• [Problem to solve]
Would you retype, word for word, the line with "Type out the text in this image." and every line after it through the end of the records below?

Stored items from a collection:

======

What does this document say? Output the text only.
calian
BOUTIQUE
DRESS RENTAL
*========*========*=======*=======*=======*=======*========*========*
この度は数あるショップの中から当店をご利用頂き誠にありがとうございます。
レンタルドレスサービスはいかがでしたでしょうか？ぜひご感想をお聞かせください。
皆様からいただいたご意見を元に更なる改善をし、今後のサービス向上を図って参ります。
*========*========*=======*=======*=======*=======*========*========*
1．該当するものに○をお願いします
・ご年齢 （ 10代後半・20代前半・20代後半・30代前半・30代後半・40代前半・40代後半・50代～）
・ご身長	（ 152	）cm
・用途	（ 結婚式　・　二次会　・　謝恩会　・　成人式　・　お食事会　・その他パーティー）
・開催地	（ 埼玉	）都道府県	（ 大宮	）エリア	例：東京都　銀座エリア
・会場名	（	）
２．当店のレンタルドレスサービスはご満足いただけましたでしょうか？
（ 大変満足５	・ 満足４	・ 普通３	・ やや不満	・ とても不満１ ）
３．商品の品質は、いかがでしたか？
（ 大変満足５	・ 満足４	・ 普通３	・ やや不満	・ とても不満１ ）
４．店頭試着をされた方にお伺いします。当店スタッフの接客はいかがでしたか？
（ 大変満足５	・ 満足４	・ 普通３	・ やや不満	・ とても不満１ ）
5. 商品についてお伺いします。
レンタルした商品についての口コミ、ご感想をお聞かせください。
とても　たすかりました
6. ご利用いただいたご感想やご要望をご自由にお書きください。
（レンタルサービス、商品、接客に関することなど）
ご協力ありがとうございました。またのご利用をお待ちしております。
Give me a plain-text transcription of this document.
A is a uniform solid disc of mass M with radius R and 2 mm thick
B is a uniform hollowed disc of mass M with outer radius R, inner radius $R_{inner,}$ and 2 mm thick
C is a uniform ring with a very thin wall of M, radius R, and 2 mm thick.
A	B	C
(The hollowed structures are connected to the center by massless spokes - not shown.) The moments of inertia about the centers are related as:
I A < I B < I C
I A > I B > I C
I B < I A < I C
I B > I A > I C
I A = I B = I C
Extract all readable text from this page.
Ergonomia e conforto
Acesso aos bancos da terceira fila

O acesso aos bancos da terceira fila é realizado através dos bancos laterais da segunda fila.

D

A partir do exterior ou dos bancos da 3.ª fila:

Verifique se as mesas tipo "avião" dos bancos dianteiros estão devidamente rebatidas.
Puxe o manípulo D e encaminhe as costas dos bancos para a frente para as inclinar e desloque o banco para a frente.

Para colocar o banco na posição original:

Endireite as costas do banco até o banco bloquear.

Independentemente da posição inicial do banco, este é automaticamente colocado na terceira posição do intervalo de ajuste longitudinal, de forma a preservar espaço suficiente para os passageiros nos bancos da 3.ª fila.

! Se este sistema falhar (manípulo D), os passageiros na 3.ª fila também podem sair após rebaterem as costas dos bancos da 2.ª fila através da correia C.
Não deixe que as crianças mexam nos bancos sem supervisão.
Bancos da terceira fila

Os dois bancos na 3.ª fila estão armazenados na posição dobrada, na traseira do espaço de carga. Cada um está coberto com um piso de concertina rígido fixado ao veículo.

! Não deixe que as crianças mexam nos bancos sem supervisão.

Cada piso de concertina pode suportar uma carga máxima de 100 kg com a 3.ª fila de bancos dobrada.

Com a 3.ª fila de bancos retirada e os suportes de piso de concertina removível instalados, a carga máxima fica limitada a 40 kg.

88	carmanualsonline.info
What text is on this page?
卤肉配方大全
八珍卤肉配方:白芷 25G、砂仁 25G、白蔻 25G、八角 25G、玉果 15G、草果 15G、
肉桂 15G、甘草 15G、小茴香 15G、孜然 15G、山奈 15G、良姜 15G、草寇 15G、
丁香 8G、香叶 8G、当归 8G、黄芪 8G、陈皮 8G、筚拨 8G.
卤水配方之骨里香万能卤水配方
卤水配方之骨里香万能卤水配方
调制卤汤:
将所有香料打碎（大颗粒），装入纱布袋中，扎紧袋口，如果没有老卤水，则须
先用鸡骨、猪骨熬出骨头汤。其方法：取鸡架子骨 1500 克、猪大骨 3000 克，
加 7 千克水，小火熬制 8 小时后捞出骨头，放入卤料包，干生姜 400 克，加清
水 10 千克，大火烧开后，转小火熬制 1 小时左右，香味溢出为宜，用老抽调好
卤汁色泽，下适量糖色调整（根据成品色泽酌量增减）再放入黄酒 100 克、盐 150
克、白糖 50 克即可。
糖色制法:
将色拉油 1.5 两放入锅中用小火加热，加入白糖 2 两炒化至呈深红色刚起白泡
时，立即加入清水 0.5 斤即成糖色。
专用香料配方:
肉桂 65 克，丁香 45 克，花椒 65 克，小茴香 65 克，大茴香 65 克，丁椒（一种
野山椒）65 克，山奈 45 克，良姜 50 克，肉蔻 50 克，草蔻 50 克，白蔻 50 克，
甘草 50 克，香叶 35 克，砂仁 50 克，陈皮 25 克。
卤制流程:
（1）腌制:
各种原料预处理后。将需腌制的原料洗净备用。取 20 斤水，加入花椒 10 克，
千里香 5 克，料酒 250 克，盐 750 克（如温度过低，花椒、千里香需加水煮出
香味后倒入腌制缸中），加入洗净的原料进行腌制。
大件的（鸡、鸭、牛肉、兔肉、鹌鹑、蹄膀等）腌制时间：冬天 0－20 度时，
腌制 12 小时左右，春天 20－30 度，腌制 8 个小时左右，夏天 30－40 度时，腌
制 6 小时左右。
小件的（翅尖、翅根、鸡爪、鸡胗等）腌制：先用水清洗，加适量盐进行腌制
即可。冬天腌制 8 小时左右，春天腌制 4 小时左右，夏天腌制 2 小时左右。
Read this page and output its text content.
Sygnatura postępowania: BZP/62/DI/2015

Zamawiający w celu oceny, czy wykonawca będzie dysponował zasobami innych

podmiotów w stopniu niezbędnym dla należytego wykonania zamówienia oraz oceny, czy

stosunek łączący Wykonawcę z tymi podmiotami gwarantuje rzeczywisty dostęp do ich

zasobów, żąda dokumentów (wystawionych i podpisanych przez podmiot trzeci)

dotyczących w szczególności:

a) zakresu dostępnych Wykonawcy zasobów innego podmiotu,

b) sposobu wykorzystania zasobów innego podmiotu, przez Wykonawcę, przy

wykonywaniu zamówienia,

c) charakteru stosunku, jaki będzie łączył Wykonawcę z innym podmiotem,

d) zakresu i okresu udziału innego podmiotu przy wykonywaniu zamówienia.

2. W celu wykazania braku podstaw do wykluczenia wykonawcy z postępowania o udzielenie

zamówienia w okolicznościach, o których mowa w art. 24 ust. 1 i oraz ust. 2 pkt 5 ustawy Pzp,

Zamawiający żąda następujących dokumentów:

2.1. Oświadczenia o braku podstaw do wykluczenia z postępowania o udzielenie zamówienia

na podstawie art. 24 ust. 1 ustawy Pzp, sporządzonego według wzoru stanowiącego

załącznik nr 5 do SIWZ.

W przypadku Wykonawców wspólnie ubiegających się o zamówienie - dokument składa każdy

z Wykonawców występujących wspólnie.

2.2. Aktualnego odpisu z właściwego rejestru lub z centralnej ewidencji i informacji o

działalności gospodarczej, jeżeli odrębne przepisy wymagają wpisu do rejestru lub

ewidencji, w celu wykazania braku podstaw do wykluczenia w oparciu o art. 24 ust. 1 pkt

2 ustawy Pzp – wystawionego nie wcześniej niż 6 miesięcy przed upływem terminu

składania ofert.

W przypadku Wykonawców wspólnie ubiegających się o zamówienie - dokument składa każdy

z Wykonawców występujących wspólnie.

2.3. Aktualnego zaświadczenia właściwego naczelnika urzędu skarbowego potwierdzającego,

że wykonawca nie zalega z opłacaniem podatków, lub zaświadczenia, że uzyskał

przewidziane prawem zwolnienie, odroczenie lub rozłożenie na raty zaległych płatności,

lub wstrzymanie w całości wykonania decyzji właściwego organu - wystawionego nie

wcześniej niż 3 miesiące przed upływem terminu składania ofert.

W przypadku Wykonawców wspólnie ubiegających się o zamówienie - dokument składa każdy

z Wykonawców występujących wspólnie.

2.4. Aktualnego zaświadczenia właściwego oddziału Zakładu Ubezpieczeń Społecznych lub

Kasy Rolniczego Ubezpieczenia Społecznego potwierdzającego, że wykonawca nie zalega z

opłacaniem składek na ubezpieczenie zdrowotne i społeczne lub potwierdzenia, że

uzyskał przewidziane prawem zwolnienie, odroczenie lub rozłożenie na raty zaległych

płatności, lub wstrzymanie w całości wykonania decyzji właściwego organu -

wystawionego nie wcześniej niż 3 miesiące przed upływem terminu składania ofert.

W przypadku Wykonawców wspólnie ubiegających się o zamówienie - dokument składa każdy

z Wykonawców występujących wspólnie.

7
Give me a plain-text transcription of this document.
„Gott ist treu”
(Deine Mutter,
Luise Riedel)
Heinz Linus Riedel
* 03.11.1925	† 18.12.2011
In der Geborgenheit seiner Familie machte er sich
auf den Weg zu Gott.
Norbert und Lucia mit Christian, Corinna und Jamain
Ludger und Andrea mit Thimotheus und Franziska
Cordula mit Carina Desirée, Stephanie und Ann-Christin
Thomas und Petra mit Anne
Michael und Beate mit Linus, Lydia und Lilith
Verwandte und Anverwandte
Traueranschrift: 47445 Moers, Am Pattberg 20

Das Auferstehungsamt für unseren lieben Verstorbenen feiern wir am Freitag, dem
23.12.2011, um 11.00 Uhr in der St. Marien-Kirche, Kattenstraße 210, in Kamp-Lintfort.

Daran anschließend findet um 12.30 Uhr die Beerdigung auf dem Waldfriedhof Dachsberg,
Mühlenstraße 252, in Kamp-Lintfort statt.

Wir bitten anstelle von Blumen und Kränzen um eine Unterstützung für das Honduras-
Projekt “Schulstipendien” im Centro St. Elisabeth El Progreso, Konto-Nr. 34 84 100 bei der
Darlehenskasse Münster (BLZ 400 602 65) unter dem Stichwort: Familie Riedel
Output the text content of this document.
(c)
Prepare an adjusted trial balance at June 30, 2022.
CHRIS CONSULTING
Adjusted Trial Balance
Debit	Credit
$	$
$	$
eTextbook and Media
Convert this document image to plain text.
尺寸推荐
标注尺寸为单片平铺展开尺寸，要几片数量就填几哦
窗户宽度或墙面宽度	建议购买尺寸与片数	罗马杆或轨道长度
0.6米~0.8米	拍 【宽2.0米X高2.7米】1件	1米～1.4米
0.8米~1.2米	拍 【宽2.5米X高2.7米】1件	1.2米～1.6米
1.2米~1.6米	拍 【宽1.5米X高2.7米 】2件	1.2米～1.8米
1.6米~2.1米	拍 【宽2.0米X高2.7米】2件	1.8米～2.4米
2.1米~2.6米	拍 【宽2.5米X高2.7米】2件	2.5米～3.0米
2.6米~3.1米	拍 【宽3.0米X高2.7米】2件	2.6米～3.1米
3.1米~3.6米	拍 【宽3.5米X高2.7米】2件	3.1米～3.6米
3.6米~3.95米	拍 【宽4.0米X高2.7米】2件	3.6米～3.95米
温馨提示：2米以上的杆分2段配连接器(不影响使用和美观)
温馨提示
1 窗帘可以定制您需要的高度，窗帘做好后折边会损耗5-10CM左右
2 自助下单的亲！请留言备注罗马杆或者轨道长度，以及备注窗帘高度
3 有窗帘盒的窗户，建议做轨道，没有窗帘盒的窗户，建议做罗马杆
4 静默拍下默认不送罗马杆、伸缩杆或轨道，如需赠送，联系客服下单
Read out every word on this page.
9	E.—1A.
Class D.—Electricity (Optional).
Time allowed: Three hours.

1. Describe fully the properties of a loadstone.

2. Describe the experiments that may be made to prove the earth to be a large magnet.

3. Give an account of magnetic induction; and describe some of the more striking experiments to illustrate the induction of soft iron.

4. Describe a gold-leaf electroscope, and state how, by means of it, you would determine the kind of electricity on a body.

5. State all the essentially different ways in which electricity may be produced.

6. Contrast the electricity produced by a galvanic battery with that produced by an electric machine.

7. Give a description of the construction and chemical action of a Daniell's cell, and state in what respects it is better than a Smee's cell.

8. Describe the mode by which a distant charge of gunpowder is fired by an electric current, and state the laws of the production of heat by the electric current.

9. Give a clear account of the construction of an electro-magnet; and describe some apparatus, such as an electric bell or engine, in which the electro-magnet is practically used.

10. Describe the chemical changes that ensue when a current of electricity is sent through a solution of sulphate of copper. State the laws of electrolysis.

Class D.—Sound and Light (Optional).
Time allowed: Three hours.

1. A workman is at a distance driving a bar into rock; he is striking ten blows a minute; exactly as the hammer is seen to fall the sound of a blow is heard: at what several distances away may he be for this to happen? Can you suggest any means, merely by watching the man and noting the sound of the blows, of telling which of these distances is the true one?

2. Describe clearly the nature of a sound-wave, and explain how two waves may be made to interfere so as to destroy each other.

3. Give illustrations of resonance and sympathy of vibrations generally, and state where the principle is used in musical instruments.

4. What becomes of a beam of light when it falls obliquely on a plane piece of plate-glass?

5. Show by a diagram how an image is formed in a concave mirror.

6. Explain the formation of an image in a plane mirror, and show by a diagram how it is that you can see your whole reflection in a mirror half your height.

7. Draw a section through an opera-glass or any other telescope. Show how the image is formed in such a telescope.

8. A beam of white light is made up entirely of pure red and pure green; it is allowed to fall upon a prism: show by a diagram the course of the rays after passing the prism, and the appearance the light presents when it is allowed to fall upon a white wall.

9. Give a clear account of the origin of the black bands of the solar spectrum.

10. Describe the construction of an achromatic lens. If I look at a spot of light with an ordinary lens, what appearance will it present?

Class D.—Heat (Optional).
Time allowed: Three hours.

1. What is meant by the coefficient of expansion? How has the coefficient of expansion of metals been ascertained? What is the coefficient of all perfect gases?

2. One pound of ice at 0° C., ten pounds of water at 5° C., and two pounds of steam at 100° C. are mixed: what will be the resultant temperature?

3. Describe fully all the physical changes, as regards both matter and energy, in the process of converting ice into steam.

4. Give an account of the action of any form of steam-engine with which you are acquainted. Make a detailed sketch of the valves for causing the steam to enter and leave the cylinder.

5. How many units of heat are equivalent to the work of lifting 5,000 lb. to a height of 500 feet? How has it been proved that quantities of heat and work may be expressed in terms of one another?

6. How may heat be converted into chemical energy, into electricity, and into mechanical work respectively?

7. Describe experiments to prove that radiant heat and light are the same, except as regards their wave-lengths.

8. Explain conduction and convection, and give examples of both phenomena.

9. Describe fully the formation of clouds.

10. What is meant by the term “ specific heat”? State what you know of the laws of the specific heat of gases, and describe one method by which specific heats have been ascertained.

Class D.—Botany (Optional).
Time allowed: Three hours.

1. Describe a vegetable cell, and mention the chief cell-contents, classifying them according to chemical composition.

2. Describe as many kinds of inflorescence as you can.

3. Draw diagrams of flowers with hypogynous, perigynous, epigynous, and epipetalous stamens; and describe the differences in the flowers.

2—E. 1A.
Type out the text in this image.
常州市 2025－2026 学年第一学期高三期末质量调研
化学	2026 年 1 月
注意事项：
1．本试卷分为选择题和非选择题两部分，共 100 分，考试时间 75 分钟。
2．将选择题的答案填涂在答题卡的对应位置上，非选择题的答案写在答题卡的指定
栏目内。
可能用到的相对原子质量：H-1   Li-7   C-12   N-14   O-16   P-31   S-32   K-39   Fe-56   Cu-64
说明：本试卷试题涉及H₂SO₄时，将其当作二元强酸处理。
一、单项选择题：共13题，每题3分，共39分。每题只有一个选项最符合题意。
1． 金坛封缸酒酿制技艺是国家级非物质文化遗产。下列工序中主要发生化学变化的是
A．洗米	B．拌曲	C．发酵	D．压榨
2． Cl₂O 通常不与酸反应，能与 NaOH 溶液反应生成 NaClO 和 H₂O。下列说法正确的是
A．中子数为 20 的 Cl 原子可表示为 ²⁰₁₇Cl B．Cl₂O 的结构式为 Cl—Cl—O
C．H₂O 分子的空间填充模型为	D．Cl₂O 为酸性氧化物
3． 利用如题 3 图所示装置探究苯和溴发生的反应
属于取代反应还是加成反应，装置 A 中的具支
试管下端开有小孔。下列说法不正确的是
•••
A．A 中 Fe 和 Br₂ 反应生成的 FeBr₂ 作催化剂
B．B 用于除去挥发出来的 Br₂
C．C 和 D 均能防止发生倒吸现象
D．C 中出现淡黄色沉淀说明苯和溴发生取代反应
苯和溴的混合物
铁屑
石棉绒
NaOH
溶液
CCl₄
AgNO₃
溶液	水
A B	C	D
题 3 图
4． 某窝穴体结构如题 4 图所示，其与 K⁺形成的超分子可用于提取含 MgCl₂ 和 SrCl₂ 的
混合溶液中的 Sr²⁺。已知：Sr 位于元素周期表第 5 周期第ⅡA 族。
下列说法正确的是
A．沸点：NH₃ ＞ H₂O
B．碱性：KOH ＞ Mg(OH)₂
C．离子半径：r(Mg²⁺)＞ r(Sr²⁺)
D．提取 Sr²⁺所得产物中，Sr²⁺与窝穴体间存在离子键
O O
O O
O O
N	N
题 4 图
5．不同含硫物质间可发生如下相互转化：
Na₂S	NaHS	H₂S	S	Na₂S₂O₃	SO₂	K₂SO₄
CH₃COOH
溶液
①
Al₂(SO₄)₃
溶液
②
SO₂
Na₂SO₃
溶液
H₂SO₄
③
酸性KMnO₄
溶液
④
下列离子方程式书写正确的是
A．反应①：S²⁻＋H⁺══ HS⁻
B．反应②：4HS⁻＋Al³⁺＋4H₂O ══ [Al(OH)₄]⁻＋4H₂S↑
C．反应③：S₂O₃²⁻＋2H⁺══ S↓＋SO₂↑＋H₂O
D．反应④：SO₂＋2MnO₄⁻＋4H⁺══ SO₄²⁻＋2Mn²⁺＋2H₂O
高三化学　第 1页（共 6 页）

======

• [Complete response]
Type out the text in this image.
常州市 2025－2026 学年第一学期高三期末质量调研
化学	2026 年 1 月
注意事项：
1．本试卷分为选择题和非选择题两部分，共 100 分，考试时间 75 分钟。
2．将选择题的答案填涂在答题卡的对应位置上，非选择题的答案写在答题卡的指定
栏目内。
可能用到的相对原子质量：H-1   Li-7   C-12   N-14   O-16   P-31   S-32   K-39   Fe-56   Cu-64
说明：本试卷试题涉及H₂SO₄时，将其当作二元强酸处理。
一、单项选择题：共13题，每题3分，共39分。每题只有一个选项最符合题意。
1． 金坛封缸酒酿制技艺是国家级非物质文化遗产。下列工序中主要发生化学变化的是
A．洗米	B．拌曲	C．发酵	D．压榨
2． Cl₂O 通常不与酸反应，能与 NaOH 溶液反应生成 NaClO 和 H₂O。下列说法正确的是
A．中子数为 20 的 Cl 原子可表示为 ²⁰₁₇Cl B．Cl₂O 的结构式为 Cl—Cl—O
C．H₂O 分子的空间填充模型为	D．Cl₂O 为酸性氧化物
3． 利用如题 3 图所示装置探究苯和溴发生的反应
属于取代反应还是加成反应，装置 A 中的具支
试管下端开有小孔。下列说法不正确的是
•••
A．A 中 Fe 和 Br₂ 反应生成的 FeBr₂ 作催化剂
B．B 用于除去挥发出来的 Br₂
C．C 和 D 均能防止发生倒吸现象
D．C 中出现淡黄色沉淀说明苯和溴发生取代反应
苯和溴的混合物
铁屑
石棉绒
NaOH
溶液
CCl₄
AgNO₃
溶液	水
A B	C	D
题 3 图
4． 某窝穴体结构如题 4 图所示，其与 K⁺形成的超分子可用于提取含 MgCl₂ 和 SrCl₂ 的
混合溶液中的 Sr²⁺。已知：Sr 位于元素周期表第 5 周期第ⅡA 族。
下列说法正确的是
A．沸点：NH₃ ＞ H₂O
B．碱性：KOH ＞ Mg(OH)₂
C．离子半径：r(Mg²⁺)＞ r(Sr²⁺)
D．提取 Sr²⁺所得产物中，Sr²⁺与窝穴体间存在离子键
O O
O O
O O
N	N
题 4 图
5．不同含硫物质间可发生如下相互转化：
Na₂S	NaHS	H₂S	S	Na₂S₂O₃	SO₂	K₂SO₄
CH₃COOH
溶液
①
Al₂(SO₄)₃
溶液
②
SO₂
Na₂SO₃
溶液
H₂SO₄
③
酸性KMnO₄
溶液
④
下列离子方程式书写正确的是
A．反应①：S²⁻＋H⁺══ HS⁻
B．反应②：4HS⁻＋Al³⁺＋4H₂O ══ [Al(OH)₄]⁻＋4H₂S↑
C．反应③：S₂O₃²⁻＋2H⁺══ S↓＋SO₂↑＋H₂O
D．反应④：SO₂＋2MnO₄⁻＋4H⁺══ SO₄²⁻＋2Mn²⁺＋2H₂O
高三化学　第 1页（共 6 页）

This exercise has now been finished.